## [EXERCISE BRIEF]
Revise the items from the start through the line containing "62, 580, 76]", replacing "components" with "elements" and leaving everything else as it is.

(Rows from a layout dataset)
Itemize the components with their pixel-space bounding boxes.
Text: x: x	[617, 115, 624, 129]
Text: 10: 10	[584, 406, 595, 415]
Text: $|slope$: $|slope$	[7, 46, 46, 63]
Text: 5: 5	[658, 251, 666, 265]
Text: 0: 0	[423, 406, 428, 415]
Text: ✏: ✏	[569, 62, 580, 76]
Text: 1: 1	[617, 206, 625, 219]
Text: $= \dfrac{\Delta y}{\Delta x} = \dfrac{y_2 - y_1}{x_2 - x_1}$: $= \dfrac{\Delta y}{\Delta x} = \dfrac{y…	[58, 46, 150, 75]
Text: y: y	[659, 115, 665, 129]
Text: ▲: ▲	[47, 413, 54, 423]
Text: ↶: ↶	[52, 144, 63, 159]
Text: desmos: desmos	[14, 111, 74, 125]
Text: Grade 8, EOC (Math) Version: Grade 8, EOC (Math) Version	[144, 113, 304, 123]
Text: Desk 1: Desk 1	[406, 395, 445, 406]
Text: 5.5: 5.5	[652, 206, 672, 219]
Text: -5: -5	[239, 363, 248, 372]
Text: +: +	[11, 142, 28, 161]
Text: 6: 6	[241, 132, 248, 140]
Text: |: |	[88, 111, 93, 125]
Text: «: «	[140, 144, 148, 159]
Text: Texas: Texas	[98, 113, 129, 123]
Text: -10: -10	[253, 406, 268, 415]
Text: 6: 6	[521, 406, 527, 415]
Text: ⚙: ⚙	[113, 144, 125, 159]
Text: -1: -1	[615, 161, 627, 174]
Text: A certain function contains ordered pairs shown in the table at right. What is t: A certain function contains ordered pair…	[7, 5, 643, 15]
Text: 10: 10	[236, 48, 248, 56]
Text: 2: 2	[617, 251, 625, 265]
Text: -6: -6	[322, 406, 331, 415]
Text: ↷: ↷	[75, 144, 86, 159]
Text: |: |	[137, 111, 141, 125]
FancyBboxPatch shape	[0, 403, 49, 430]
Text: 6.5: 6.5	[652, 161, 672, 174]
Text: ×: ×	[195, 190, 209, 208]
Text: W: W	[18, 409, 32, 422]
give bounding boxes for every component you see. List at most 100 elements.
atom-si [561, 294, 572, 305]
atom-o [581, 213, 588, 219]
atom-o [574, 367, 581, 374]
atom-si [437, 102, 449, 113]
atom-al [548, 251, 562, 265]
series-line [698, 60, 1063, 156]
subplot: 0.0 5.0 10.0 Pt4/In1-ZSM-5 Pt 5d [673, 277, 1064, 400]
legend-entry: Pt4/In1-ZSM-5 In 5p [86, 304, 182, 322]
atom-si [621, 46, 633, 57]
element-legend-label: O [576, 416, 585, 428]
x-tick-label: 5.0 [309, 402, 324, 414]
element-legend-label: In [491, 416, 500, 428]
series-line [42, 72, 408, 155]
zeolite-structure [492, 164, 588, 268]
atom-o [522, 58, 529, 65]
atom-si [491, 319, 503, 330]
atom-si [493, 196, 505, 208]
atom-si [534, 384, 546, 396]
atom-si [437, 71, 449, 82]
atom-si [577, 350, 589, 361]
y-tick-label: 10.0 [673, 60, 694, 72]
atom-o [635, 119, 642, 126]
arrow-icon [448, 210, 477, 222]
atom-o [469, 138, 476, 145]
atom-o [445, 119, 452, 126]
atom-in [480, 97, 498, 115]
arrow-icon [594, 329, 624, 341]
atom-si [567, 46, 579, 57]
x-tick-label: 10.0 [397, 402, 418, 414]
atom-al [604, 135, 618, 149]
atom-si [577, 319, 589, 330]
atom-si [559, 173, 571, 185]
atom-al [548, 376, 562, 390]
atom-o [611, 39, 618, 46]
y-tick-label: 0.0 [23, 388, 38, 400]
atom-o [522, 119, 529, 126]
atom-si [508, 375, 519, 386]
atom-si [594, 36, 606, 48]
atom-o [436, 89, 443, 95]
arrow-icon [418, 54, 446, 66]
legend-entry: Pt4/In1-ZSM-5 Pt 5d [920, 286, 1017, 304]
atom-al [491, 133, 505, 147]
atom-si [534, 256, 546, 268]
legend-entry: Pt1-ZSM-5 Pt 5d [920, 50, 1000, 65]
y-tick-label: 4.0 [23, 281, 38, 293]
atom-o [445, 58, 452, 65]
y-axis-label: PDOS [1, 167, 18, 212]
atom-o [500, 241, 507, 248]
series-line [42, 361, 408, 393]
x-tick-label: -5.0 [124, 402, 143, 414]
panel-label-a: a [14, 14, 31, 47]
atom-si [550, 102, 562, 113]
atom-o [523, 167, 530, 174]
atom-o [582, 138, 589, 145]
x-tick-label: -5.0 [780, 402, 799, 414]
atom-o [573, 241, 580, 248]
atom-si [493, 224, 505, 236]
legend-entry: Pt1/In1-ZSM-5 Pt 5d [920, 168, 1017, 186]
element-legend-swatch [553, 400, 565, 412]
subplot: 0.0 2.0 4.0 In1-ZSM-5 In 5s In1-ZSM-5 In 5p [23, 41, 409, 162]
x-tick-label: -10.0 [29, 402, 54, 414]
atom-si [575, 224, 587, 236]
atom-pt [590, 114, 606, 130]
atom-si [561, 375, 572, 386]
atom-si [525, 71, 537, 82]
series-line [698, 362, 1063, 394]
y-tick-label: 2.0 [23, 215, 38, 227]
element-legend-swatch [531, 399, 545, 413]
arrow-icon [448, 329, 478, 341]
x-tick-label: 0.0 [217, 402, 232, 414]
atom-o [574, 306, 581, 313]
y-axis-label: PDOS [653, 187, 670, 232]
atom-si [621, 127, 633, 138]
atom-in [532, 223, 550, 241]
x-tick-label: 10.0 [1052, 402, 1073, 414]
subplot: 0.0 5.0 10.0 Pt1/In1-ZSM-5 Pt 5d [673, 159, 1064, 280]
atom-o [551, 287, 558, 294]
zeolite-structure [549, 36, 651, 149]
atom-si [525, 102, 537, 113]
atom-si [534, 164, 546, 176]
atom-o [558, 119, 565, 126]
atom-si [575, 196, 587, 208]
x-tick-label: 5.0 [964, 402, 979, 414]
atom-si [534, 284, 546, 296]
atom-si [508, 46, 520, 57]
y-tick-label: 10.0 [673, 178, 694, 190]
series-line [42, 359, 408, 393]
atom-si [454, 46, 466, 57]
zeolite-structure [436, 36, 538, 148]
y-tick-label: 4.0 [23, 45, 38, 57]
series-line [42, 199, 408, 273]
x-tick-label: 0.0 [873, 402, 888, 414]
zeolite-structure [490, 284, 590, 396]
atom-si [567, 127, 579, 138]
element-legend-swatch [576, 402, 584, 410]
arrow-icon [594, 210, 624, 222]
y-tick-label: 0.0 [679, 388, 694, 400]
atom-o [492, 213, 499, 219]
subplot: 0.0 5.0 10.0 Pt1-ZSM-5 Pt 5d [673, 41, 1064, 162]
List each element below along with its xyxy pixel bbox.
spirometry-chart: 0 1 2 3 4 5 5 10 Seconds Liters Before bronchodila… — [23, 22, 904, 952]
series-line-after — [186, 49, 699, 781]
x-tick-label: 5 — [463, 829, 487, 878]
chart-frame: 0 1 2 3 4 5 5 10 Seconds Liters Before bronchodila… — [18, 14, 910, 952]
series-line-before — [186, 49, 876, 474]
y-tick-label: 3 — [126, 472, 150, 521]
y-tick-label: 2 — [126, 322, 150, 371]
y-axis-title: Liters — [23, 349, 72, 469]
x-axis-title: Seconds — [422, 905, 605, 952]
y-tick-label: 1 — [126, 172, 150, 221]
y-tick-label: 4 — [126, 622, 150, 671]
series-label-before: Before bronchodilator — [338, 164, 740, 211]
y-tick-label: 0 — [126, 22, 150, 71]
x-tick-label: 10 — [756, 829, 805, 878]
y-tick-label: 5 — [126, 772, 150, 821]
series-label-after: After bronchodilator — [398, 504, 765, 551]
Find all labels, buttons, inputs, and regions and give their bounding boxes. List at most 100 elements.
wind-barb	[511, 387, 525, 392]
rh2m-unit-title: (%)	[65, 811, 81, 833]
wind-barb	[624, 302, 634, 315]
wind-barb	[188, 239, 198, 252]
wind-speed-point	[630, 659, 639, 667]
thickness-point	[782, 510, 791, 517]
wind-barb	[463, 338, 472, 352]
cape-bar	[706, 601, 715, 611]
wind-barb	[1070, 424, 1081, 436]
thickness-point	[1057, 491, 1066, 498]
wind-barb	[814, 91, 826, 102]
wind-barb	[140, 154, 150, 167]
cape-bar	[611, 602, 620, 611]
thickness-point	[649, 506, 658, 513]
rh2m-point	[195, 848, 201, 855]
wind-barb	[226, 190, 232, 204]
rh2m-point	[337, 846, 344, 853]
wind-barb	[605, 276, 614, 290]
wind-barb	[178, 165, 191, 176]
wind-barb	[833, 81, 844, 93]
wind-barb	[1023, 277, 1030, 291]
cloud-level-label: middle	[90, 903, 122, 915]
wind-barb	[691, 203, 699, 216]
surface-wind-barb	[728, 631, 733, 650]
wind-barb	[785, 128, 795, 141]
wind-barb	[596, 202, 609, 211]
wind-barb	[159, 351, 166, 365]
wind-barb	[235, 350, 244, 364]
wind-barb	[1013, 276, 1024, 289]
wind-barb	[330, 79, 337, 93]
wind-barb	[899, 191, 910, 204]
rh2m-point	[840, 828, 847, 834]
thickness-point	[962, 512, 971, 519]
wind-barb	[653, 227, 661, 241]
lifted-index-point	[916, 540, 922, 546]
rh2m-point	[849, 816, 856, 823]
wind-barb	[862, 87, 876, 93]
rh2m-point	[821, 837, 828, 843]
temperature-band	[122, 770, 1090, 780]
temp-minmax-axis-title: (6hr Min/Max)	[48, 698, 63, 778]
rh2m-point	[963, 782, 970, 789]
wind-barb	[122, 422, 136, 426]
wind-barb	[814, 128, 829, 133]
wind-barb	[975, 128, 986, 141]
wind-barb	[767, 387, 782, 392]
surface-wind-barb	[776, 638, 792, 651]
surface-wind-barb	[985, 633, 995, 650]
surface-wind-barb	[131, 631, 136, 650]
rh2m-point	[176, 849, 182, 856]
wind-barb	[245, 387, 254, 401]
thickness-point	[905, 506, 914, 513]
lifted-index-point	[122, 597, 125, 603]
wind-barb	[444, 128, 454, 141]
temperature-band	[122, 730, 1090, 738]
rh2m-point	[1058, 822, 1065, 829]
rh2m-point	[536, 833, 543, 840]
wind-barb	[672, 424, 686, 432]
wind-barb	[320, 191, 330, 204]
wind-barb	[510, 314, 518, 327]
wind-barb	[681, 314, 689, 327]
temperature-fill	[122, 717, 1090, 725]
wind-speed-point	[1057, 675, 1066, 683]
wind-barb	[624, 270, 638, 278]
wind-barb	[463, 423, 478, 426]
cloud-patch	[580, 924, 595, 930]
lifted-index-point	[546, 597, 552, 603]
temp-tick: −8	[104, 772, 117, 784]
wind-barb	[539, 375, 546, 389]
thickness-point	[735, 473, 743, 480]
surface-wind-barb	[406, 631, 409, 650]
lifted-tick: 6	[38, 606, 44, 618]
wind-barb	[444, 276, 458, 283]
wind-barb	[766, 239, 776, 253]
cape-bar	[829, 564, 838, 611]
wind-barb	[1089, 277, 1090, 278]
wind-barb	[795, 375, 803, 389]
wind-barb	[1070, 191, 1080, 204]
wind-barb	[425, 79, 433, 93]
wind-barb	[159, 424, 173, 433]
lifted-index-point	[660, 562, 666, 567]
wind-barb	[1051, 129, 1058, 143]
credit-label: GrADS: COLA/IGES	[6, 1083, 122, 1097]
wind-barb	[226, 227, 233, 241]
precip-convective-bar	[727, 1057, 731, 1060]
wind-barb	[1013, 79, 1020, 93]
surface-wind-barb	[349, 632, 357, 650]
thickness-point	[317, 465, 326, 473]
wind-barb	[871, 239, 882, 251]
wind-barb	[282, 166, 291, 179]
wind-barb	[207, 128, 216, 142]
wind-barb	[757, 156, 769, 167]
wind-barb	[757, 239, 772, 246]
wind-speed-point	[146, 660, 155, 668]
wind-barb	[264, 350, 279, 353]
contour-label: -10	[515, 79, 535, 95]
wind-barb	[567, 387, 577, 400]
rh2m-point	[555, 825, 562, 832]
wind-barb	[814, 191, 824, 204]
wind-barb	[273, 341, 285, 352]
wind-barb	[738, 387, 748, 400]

## [TASK OUTPUT]
Itemize the elements with their pixel-space bounding boxes.
Text: x: x	[617, 115, 624, 129]
Text: 10: 10	[584, 406, 595, 415]
Text: $|slope$: $|slope$	[7, 46, 46, 63]
Text: 5: 5	[658, 251, 666, 265]
Text: 0: 0	[423, 406, 428, 415]
Text: ✏: ✏	[569, 62, 580, 76]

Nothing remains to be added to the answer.